## [WORK INSTRUCTIONS]
All of the listing below must be repeated word for word. Pictures are the only thing to omit.

Extracted data entries:
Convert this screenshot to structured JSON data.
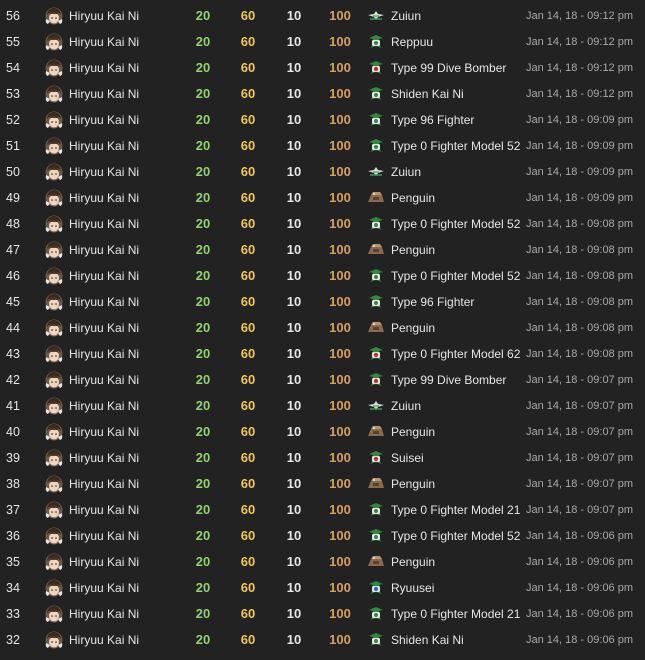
{
  "ship_name": "Hiryuu Kai Ni",
  "colors": {
    "fuel": "#8fd46a",
    "ammo": "#f2c84e",
    "steel": "#e6e6e6",
    "bauxite": "#d9a05a"
  },
  "rows": [
    {
      "id": "56",
      "ship": "Hiryuu Kai Ni",
      "fuel": "20",
      "ammo": "60",
      "steel": "10",
      "bauxite": "100",
      "equip_icon": "seaplane-icon",
      "equip": "Zuiun",
      "time": "Jan 14, 18 - 09:12 pm"
    },
    {
      "id": "55",
      "ship": "Hiryuu Kai Ni",
      "fuel": "20",
      "ammo": "60",
      "steel": "10",
      "bauxite": "100",
      "equip_icon": "fighter-icon",
      "equip": "Reppuu",
      "time": "Jan 14, 18 - 09:12 pm"
    },
    {
      "id": "54",
      "ship": "Hiryuu Kai Ni",
      "fuel": "20",
      "ammo": "60",
      "steel": "10",
      "bauxite": "100",
      "equip_icon": "dive-bomber-icon",
      "equip": "Type 99 Dive Bomber",
      "time": "Jan 14, 18 - 09:12 pm"
    },
    {
      "id": "53",
      "ship": "Hiryuu Kai Ni",
      "fuel": "20",
      "ammo": "60",
      "steel": "10",
      "bauxite": "100",
      "equip_icon": "fighter-icon",
      "equip": "Shiden Kai Ni",
      "time": "Jan 14, 18 - 09:12 pm"
    },
    {
      "id": "52",
      "ship": "Hiryuu Kai Ni",
      "fuel": "20",
      "ammo": "60",
      "steel": "10",
      "bauxite": "100",
      "equip_icon": "fighter-icon",
      "equip": "Type 96 Fighter",
      "time": "Jan 14, 18 - 09:09 pm"
    },
    {
      "id": "51",
      "ship": "Hiryuu Kai Ni",
      "fuel": "20",
      "ammo": "60",
      "steel": "10",
      "bauxite": "100",
      "equip_icon": "fighter-icon",
      "equip": "Type 0 Fighter Model 52",
      "time": "Jan 14, 18 - 09:09 pm"
    },
    {
      "id": "50",
      "ship": "Hiryuu Kai Ni",
      "fuel": "20",
      "ammo": "60",
      "steel": "10",
      "bauxite": "100",
      "equip_icon": "seaplane-icon",
      "equip": "Zuiun",
      "time": "Jan 14, 18 - 09:09 pm"
    },
    {
      "id": "49",
      "ship": "Hiryuu Kai Ni",
      "fuel": "20",
      "ammo": "60",
      "steel": "10",
      "bauxite": "100",
      "equip_icon": "penguin-icon",
      "equip": "Penguin",
      "time": "Jan 14, 18 - 09:09 pm"
    },
    {
      "id": "48",
      "ship": "Hiryuu Kai Ni",
      "fuel": "20",
      "ammo": "60",
      "steel": "10",
      "bauxite": "100",
      "equip_icon": "fighter-icon",
      "equip": "Type 0 Fighter Model 52",
      "time": "Jan 14, 18 - 09:08 pm"
    },
    {
      "id": "47",
      "ship": "Hiryuu Kai Ni",
      "fuel": "20",
      "ammo": "60",
      "steel": "10",
      "bauxite": "100",
      "equip_icon": "penguin-icon",
      "equip": "Penguin",
      "time": "Jan 14, 18 - 09:08 pm"
    },
    {
      "id": "46",
      "ship": "Hiryuu Kai Ni",
      "fuel": "20",
      "ammo": "60",
      "steel": "10",
      "bauxite": "100",
      "equip_icon": "fighter-icon",
      "equip": "Type 0 Fighter Model 52",
      "time": "Jan 14, 18 - 09:08 pm"
    },
    {
      "id": "45",
      "ship": "Hiryuu Kai Ni",
      "fuel": "20",
      "ammo": "60",
      "steel": "10",
      "bauxite": "100",
      "equip_icon": "fighter-icon",
      "equip": "Type 96 Fighter",
      "time": "Jan 14, 18 - 09:08 pm"
    },
    {
      "id": "44",
      "ship": "Hiryuu Kai Ni",
      "fuel": "20",
      "ammo": "60",
      "steel": "10",
      "bauxite": "100",
      "equip_icon": "penguin-icon",
      "equip": "Penguin",
      "time": "Jan 14, 18 - 09:08 pm"
    },
    {
      "id": "43",
      "ship": "Hiryuu Kai Ni",
      "fuel": "20",
      "ammo": "60",
      "steel": "10",
      "bauxite": "100",
      "equip_icon": "dive-bomber-icon",
      "equip": "Type 0 Fighter Model 62",
      "time": "Jan 14, 18 - 09:08 pm"
    },
    {
      "id": "42",
      "ship": "Hiryuu Kai Ni",
      "fuel": "20",
      "ammo": "60",
      "steel": "10",
      "bauxite": "100",
      "equip_icon": "dive-bomber-icon",
      "equip": "Type 99 Dive Bomber",
      "time": "Jan 14, 18 - 09:07 pm"
    },
    {
      "id": "41",
      "ship": "Hiryuu Kai Ni",
      "fuel": "20",
      "ammo": "60",
      "steel": "10",
      "bauxite": "100",
      "equip_icon": "seaplane-icon",
      "equip": "Zuiun",
      "time": "Jan 14, 18 - 09:07 pm"
    },
    {
      "id": "40",
      "ship": "Hiryuu Kai Ni",
      "fuel": "20",
      "ammo": "60",
      "steel": "10",
      "bauxite": "100",
      "equip_icon": "penguin-icon",
      "equip": "Penguin",
      "time": "Jan 14, 18 - 09:07 pm"
    },
    {
      "id": "39",
      "ship": "Hiryuu Kai Ni",
      "fuel": "20",
      "ammo": "60",
      "steel": "10",
      "bauxite": "100",
      "equip_icon": "dive-bomber-icon",
      "equip": "Suisei",
      "time": "Jan 14, 18 - 09:07 pm"
    },
    {
      "id": "38",
      "ship": "Hiryuu Kai Ni",
      "fuel": "20",
      "ammo": "60",
      "steel": "10",
      "bauxite": "100",
      "equip_icon": "penguin-icon",
      "equip": "Penguin",
      "time": "Jan 14, 18 - 09:07 pm"
    },
    {
      "id": "37",
      "ship": "Hiryuu Kai Ni",
      "fuel": "20",
      "ammo": "60",
      "steel": "10",
      "bauxite": "100",
      "equip_icon": "fighter-icon",
      "equip": "Type 0 Fighter Model 21",
      "time": "Jan 14, 18 - 09:07 pm"
    },
    {
      "id": "36",
      "ship": "Hiryuu Kai Ni",
      "fuel": "20",
      "ammo": "60",
      "steel": "10",
      "bauxite": "100",
      "equip_icon": "fighter-icon",
      "equip": "Type 0 Fighter Model 52",
      "time": "Jan 14, 18 - 09:06 pm"
    },
    {
      "id": "35",
      "ship": "Hiryuu Kai Ni",
      "fuel": "20",
      "ammo": "60",
      "steel": "10",
      "bauxite": "100",
      "equip_icon": "penguin-icon",
      "equip": "Penguin",
      "time": "Jan 14, 18 - 09:06 pm"
    },
    {
      "id": "34",
      "ship": "Hiryuu Kai Ni",
      "fuel": "20",
      "ammo": "60",
      "steel": "10",
      "bauxite": "100",
      "equip_icon": "torpedo-bomber-icon",
      "equip": "Ryuusei",
      "time": "Jan 14, 18 - 09:06 pm"
    },
    {
      "id": "33",
      "ship": "Hiryuu Kai Ni",
      "fuel": "20",
      "ammo": "60",
      "steel": "10",
      "bauxite": "100",
      "equip_icon": "fighter-icon",
      "equip": "Type 0 Fighter Model 21",
      "time": "Jan 14, 18 - 09:06 pm"
    },
    {
      "id": "32",
      "ship": "Hiryuu Kai Ni",
      "fuel": "20",
      "ammo": "60",
      "steel": "10",
      "bauxite": "100",
      "equip_icon": "fighter-icon",
      "equip": "Shiden Kai Ni",
      "time": "Jan 14, 18 - 09:06 pm"
    }
  ]
}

## [CORRECT ANSWER]
Convert this screenshot to structured JSON data.
{
  "ship_name": "Hiryuu Kai Ni",
  "colors": {
    "fuel": "#8fd46a",
    "ammo": "#f2c84e",
    "steel": "#e6e6e6",
    "bauxite": "#d9a05a"
  },
  "rows": [
    {
      "id": "56",
      "ship": "Hiryuu Kai Ni",
      "fuel": "20",
      "ammo": "60",
      "steel": "10",
      "bauxite": "100",
      "equip_icon": "seaplane-icon",
      "equip": "Zuiun",
      "time": "Jan 14, 18 - 09:12 pm"
    },
    {
      "id": "55",
      "ship": "Hiryuu Kai Ni",
      "fuel": "20",
      "ammo": "60",
      "steel": "10",
      "bauxite": "100",
      "equip_icon": "fighter-icon",
      "equip": "Reppuu",
      "time": "Jan 14, 18 - 09:12 pm"
    },
    {
      "id": "54",
      "ship": "Hiryuu Kai Ni",
      "fuel": "20",
      "ammo": "60",
      "steel": "10",
      "bauxite": "100",
      "equip_icon": "dive-bomber-icon",
      "equip": "Type 99 Dive Bomber",
      "time": "Jan 14, 18 - 09:12 pm"
    },
    {
      "id": "53",
      "ship": "Hiryuu Kai Ni",
      "fuel": "20",
      "ammo": "60",
      "steel": "10",
      "bauxite": "100",
      "equip_icon": "fighter-icon",
      "equip": "Shiden Kai Ni",
      "time": "Jan 14, 18 - 09:12 pm"
    },
    {
      "id": "52",
      "ship": "Hiryuu Kai Ni",
      "fuel": "20",
      "ammo": "60",
      "steel": "10",
      "bauxite": "100",
      "equip_icon": "fighter-icon",
      "equip": "Type 96 Fighter",
      "time": "Jan 14, 18 - 09:09 pm"
    },
    {
      "id": "51",
      "ship": "Hiryuu Kai Ni",
      "fuel": "20",
      "ammo": "60",
      "steel": "10",
      "bauxite": "100",
      "equip_icon": "fighter-icon",
      "equip": "Type 0 Fighter Model 52",
      "time": "Jan 14, 18 - 09:09 pm"
    },
    {
      "id": "50",
      "ship": "Hiryuu Kai Ni",
      "fuel": "20",
      "ammo": "60",
      "steel": "10",
      "bauxite": "100",
      "equip_icon": "seaplane-icon",
      "equip": "Zuiun",
      "time": "Jan 14, 18 - 09:09 pm"
    },
    {
      "id": "49",
      "ship": "Hiryuu Kai Ni",
      "fuel": "20",
      "ammo": "60",
      "steel": "10",
      "bauxite": "100",
      "equip_icon": "penguin-icon",
      "equip": "Penguin",
      "time": "Jan 14, 18 - 09:09 pm"
    },
    {
      "id": "48",
      "ship": "Hiryuu Kai Ni",
      "fuel": "20",
      "ammo": "60",
      "steel": "10",
      "bauxite": "100",
      "equip_icon": "fighter-icon",
      "equip": "Type 0 Fighter Model 52",
      "time": "Jan 14, 18 - 09:08 pm"
    },
    {
      "id": "47",
      "ship": "Hiryuu Kai Ni",
      "fuel": "20",
      "ammo": "60",
      "steel": "10",
      "bauxite": "100",
      "equip_icon": "penguin-icon",
      "equip": "Penguin",
      "time": "Jan 14, 18 - 09:08 pm"
    },
    {
      "id": "46",
      "ship": "Hiryuu Kai Ni",
      "fuel": "20",
      "ammo": "60",
      "steel": "10",
      "bauxite": "100",
      "equip_icon": "fighter-icon",
      "equip": "Type 0 Fighter Model 52",
      "time": "Jan 14, 18 - 09:08 pm"
    },
    {
      "id": "45",
      "ship": "Hiryuu Kai Ni",
      "fuel": "20",
      "ammo": "60",
      "steel": "10",
      "bauxite": "100",
      "equip_icon": "fighter-icon",
      "equip": "Type 96 Fighter",
      "time": "Jan 14, 18 - 09:08 pm"
    },
    {
      "id": "44",
      "ship": "Hiryuu Kai Ni",
      "fuel": "20",
      "ammo": "60",
      "steel": "10",
      "bauxite": "100",
      "equip_icon": "penguin-icon",
      "equip": "Penguin",
      "time": "Jan 14, 18 - 09:08 pm"
    },
    {
      "id": "43",
      "ship": "Hiryuu Kai Ni",
      "fuel": "20",
      "ammo": "60",
      "steel": "10",
      "bauxite": "100",
      "equip_icon": "dive-bomber-icon",
      "equip": "Type 0 Fighter Model 62",
      "time": "Jan 14, 18 - 09:08 pm"
    },
    {
      "id": "42",
      "ship": "Hiryuu Kai Ni",
      "fuel": "20",
      "ammo": "60",
      "steel": "10",
      "bauxite": "100",
      "equip_icon": "dive-bomber-icon",
      "equip": "Type 99 Dive Bomber",
      "time": "Jan 14, 18 - 09:07 pm"
    },
    {
      "id": "41",
      "ship": "Hiryuu Kai Ni",
      "fuel": "20",
      "ammo": "60",
      "steel": "10",
      "bauxite": "100",
      "equip_icon": "seaplane-icon",
      "equip": "Zuiun",
      "time": "Jan 14, 18 - 09:07 pm"
    },
    {
      "id": "40",
      "ship": "Hiryuu Kai Ni",
      "fuel": "20",
      "ammo": "60",
      "steel": "10",
      "bauxite": "100",
      "equip_icon": "penguin-icon",
      "equip": "Penguin",
      "time": "Jan 14, 18 - 09:07 pm"
    },
    {
      "id": "39",
      "ship": "Hiryuu Kai Ni",
      "fuel": "20",
      "ammo": "60",
      "steel": "10",
      "bauxite": "100",
      "equip_icon": "dive-bomber-icon",
      "equip": "Suisei",
      "time": "Jan 14, 18 - 09:07 pm"
    },
    {
      "id": "38",
      "ship": "Hiryuu Kai Ni",
      "fuel": "20",
      "ammo": "60",
      "steel": "10",
      "bauxite": "100",
      "equip_icon": "penguin-icon",
      "equip": "Penguin",
      "time": "Jan 14, 18 - 09:07 pm"
    },
    {
      "id": "37",
      "ship": "Hiryuu Kai Ni",
      "fuel": "20",
      "ammo": "60",
      "steel": "10",
      "bauxite": "100",
      "equip_icon": "fighter-icon",
      "equip": "Type 0 Fighter Model 21",
      "time": "Jan 14, 18 - 09:07 pm"
    },
    {
      "id": "36",
      "ship": "Hiryuu Kai Ni",
      "fuel": "20",
      "ammo": "60",
      "steel": "10",
      "bauxite": "100",
      "equip_icon": "fighter-icon",
      "equip": "Type 0 Fighter Model 52",
      "time": "Jan 14, 18 - 09:06 pm"
    },
    {
      "id": "35",
      "ship": "Hiryuu Kai Ni",
      "fuel": "20",
      "ammo": "60",
      "steel": "10",
      "bauxite": "100",
      "equip_icon": "penguin-icon",
      "equip": "Penguin",
      "time": "Jan 14, 18 - 09:06 pm"
    },
    {
      "id": "34",
      "ship": "Hiryuu Kai Ni",
      "fuel": "20",
      "ammo": "60",
      "steel": "10",
      "bauxite": "100",
      "equip_icon": "torpedo-bomber-icon",
      "equip": "Ryuusei",
      "time": "Jan 14, 18 - 09:06 pm"
    },
    {
      "id": "33",
      "ship": "Hiryuu Kai Ni",
      "fuel": "20",
      "ammo": "60",
      "steel": "10",
      "bauxite": "100",
      "equip_icon": "fighter-icon",
      "equip": "Type 0 Fighter Model 21",
      "time": "Jan 14, 18 - 09:06 pm"
    },
    {
      "id": "32",
      "ship": "Hiryuu Kai Ni",
      "fuel": "20",
      "ammo": "60",
      "steel": "10",
      "bauxite": "100",
      "equip_icon": "fighter-icon",
      "equip": "Shiden Kai Ni",
      "time": "Jan 14, 18 - 09:06 pm"
    }
  ]
}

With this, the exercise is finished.